_What is expected_.
Can you copy out the entries below word for word, leaving out the pictures?

_The input_.
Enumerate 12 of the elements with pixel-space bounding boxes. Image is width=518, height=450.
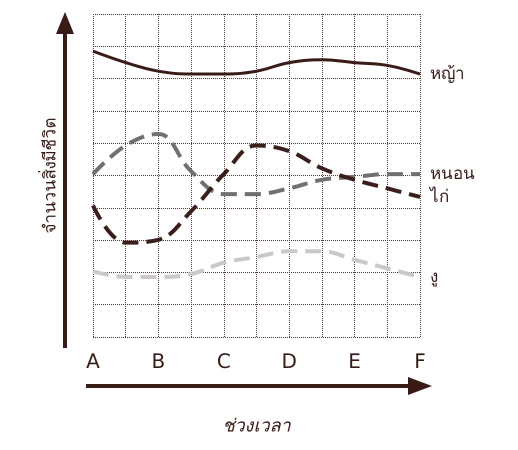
x-tick-label: A — [86, 349, 100, 373]
series-label: หญ้า — [430, 64, 465, 84]
series-label: งู — [430, 266, 438, 287]
x-axis-title: ช่วงเวลา — [222, 416, 292, 436]
x-tick-label: E — [348, 349, 361, 373]
x-tick-label: D — [281, 349, 297, 373]
x-tick-label: B — [152, 349, 166, 373]
x-tick-label: F — [414, 349, 426, 373]
y-axis-title: จำนวนสิ่งมีชีวิต — [38, 118, 60, 234]
series-label: ไก่ — [428, 186, 449, 207]
x-tick-label: C — [216, 349, 231, 373]
series-label: หนอน — [430, 164, 475, 184]
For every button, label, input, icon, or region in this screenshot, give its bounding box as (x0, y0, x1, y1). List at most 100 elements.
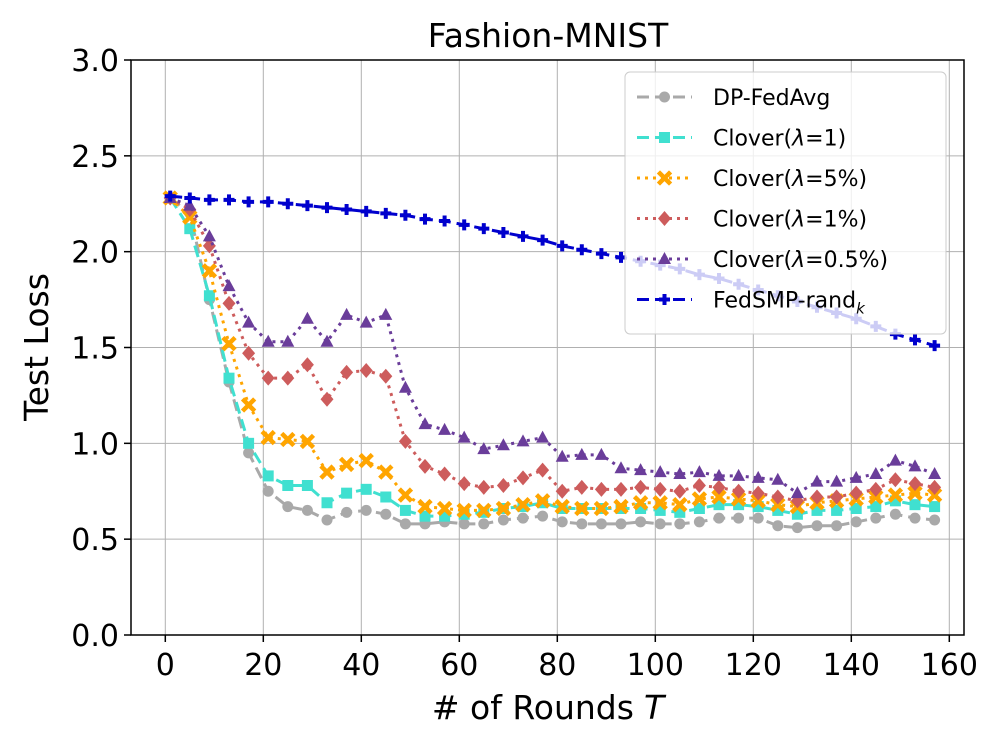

_Answer for the task_.
Enumerate 12 of the elements with pixel-space bounding boxes. Image is width=518, height=450.
x-tick-label: A — [86, 349, 100, 373]
series-label: หญ้า — [430, 64, 465, 84]
series-label: งู — [430, 266, 438, 287]
x-axis-title: ช่วงเวลา — [222, 416, 292, 436]
x-tick-label: E — [348, 349, 361, 373]
x-tick-label: D — [281, 349, 297, 373]
x-tick-label: B — [152, 349, 166, 373]
x-tick-label: F — [414, 349, 426, 373]
y-axis-title: จำนวนสิ่งมีชีวิต — [38, 118, 60, 234]
series-label: ไก่ — [428, 186, 449, 207]
x-tick-label: C — [216, 349, 231, 373]
series-label: หนอน — [430, 164, 475, 184]
For every button, label, input, icon, or region in this screenshot, give its bounding box as (x0, y0, x1, y1). List at most 100 elements.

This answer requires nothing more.